→ **Recorded data**
:::::
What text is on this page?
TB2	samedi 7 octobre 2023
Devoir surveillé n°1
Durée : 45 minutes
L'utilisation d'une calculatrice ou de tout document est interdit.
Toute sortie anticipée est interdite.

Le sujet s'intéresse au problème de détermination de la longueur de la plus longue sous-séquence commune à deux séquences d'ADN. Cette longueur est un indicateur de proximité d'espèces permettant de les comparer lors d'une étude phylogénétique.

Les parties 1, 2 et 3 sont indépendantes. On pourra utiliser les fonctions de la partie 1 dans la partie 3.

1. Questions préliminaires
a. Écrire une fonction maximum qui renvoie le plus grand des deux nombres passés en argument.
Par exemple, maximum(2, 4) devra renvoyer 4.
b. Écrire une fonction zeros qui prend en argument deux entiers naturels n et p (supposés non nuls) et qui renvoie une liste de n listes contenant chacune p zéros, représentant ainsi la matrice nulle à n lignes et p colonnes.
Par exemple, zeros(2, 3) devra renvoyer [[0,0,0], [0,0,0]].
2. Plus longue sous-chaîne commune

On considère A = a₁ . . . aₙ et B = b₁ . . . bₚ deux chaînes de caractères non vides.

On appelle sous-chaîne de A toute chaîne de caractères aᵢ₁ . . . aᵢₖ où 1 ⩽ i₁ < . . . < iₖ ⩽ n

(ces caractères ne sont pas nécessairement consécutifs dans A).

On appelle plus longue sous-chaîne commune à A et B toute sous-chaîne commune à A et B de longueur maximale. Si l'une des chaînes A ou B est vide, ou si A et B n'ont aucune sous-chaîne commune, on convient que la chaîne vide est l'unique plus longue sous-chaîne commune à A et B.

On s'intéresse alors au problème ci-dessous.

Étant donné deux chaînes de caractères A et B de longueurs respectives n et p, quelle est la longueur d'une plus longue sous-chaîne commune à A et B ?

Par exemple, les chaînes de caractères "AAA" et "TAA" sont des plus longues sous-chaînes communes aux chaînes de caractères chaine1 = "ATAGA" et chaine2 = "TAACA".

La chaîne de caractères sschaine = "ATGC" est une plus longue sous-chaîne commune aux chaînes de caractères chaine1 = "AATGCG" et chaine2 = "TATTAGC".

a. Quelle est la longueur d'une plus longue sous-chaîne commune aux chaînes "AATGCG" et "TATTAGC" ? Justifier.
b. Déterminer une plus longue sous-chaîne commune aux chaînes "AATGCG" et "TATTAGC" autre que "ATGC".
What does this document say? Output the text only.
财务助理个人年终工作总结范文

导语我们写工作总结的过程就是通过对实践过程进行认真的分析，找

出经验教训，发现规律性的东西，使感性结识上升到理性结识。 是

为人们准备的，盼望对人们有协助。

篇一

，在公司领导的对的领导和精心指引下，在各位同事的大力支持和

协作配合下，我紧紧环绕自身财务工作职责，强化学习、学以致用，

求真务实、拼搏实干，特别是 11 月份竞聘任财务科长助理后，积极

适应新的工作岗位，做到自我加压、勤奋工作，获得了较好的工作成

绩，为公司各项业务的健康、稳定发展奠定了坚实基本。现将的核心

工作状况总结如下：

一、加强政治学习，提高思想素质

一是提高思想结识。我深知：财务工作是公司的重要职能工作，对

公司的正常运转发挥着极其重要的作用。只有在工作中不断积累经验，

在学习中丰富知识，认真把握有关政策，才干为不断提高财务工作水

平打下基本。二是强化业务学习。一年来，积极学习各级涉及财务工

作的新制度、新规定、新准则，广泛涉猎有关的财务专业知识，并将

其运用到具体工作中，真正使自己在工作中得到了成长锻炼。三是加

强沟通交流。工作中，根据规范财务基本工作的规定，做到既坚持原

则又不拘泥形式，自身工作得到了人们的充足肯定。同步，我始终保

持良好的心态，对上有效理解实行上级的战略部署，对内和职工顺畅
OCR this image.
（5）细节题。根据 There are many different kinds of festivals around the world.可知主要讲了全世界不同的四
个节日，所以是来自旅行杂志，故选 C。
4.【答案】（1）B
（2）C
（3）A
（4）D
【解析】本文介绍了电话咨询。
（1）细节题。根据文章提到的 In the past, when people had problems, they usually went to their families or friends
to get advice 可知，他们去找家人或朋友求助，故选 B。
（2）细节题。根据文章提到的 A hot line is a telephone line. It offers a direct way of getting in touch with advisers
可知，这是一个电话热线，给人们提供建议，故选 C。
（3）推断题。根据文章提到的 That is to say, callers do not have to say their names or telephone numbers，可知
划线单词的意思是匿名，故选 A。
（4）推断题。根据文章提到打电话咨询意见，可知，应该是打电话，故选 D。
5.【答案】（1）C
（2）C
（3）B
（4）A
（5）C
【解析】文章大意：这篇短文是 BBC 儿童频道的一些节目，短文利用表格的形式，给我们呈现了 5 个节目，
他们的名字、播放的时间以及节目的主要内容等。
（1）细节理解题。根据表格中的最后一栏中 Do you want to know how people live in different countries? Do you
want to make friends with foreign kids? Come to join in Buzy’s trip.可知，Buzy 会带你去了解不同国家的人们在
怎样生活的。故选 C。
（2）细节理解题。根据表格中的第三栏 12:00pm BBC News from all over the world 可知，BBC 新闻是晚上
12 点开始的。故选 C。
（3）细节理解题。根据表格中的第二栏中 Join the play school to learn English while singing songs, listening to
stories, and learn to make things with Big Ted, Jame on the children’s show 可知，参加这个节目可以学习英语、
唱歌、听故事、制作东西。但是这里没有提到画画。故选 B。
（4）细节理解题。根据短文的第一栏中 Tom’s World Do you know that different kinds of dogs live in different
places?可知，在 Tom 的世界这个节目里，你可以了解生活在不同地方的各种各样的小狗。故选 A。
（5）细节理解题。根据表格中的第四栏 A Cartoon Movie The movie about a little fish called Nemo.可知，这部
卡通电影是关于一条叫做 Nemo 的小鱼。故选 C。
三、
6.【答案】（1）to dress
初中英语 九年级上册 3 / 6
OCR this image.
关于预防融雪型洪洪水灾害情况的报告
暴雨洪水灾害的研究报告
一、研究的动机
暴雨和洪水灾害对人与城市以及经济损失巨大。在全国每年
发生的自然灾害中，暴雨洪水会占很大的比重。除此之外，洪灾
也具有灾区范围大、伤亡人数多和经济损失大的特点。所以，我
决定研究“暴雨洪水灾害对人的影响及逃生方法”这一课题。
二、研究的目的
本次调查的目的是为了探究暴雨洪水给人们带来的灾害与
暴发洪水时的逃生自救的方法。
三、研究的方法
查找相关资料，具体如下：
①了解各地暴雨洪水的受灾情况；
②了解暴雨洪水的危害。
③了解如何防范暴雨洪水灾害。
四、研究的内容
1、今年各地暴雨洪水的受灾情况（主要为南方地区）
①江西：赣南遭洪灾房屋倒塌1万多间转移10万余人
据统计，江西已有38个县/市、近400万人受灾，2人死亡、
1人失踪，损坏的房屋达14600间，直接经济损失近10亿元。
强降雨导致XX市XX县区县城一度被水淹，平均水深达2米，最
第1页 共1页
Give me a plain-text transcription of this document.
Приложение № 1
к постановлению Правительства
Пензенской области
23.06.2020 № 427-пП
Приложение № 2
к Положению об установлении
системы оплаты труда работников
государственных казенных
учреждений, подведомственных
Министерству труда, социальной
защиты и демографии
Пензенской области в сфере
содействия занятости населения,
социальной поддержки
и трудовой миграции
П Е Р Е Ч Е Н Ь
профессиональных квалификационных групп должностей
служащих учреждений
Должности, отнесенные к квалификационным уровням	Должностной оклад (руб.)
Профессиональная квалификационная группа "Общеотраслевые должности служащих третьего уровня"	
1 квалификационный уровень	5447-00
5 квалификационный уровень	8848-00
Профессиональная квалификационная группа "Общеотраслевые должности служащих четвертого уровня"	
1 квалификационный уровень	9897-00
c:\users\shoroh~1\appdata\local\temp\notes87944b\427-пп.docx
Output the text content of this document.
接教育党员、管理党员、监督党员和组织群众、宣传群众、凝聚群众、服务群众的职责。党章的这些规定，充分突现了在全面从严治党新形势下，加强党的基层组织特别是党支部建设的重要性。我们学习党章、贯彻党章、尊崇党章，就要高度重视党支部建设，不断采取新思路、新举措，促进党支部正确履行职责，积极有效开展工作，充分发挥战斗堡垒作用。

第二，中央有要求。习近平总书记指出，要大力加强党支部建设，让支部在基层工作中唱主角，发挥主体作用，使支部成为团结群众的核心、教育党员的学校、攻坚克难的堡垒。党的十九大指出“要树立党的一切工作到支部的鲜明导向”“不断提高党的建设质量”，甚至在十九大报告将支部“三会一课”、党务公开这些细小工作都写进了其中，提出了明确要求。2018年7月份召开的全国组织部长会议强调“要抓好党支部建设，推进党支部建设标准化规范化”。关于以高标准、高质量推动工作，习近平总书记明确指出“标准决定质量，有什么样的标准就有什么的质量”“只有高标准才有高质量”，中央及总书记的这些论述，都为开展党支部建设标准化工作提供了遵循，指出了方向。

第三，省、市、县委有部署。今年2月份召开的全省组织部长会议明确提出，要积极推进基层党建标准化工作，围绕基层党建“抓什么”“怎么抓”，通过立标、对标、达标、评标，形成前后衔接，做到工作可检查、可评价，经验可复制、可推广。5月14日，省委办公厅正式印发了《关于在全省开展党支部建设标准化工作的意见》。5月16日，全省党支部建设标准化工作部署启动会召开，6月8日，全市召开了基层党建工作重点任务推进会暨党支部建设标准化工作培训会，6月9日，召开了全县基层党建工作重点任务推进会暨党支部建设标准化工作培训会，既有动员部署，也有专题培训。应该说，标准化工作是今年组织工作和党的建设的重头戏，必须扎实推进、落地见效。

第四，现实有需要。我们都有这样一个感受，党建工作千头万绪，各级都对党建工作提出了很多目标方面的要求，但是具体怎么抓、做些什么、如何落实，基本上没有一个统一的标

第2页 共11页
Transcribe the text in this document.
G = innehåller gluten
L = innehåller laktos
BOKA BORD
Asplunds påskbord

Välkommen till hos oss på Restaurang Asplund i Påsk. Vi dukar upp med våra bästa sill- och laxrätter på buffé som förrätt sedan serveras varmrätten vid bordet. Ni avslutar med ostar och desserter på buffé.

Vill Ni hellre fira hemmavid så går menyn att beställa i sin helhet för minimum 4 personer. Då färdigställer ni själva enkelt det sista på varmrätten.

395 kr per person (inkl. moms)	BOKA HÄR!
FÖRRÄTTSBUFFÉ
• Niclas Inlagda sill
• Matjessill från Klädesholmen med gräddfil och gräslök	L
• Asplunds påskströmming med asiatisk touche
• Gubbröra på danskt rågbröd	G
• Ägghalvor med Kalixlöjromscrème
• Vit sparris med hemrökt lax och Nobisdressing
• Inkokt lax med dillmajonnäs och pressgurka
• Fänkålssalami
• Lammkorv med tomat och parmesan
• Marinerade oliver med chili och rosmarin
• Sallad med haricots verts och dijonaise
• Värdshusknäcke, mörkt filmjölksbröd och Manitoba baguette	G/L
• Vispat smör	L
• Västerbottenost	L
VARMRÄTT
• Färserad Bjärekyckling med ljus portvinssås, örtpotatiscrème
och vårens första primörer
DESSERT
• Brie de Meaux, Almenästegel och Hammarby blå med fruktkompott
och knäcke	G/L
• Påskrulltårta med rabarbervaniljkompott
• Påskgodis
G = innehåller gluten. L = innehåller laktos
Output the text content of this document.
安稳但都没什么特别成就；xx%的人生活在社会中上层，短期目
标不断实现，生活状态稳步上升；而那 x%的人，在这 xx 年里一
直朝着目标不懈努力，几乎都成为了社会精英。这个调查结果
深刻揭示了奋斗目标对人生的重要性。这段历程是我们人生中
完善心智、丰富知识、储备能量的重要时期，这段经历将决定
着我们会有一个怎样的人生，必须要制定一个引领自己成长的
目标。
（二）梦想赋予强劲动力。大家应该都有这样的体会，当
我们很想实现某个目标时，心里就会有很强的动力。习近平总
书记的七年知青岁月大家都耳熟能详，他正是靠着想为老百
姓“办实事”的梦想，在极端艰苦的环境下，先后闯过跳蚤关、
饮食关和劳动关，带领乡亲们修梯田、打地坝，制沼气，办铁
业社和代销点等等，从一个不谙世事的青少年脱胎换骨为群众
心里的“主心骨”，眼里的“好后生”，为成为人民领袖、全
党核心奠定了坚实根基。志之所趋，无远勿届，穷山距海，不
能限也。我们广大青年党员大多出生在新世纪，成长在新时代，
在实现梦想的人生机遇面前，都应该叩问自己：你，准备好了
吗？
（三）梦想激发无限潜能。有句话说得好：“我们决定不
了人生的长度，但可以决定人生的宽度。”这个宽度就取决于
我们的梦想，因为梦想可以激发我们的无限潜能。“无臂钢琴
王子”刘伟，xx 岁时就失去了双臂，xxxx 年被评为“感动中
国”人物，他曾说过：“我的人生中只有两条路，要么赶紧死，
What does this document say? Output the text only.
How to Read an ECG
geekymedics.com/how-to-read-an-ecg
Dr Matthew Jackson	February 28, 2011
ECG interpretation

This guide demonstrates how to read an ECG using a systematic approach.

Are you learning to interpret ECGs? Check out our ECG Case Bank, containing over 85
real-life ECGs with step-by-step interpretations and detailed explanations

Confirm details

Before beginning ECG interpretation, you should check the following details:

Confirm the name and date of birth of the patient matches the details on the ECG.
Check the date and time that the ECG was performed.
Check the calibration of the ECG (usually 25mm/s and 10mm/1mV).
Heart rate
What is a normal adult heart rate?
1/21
:::::
→ **Given instruction**
From the material above, gather all lines that include the string "exemple" and copy them.

→ **Result**
Par exemple, maximum(2, 4) devra renvoyer 4.
Par exemple, zeros(2, 3) devra renvoyer [[0,0,0], [0,0,0]].
Par exemple, les chaînes de caractères "AAA" et "TAA" sont des plus longues sous-chaînes communes aux chaînes de caractères chaine1 = "ATAGA" et chaine2 = "TAACA".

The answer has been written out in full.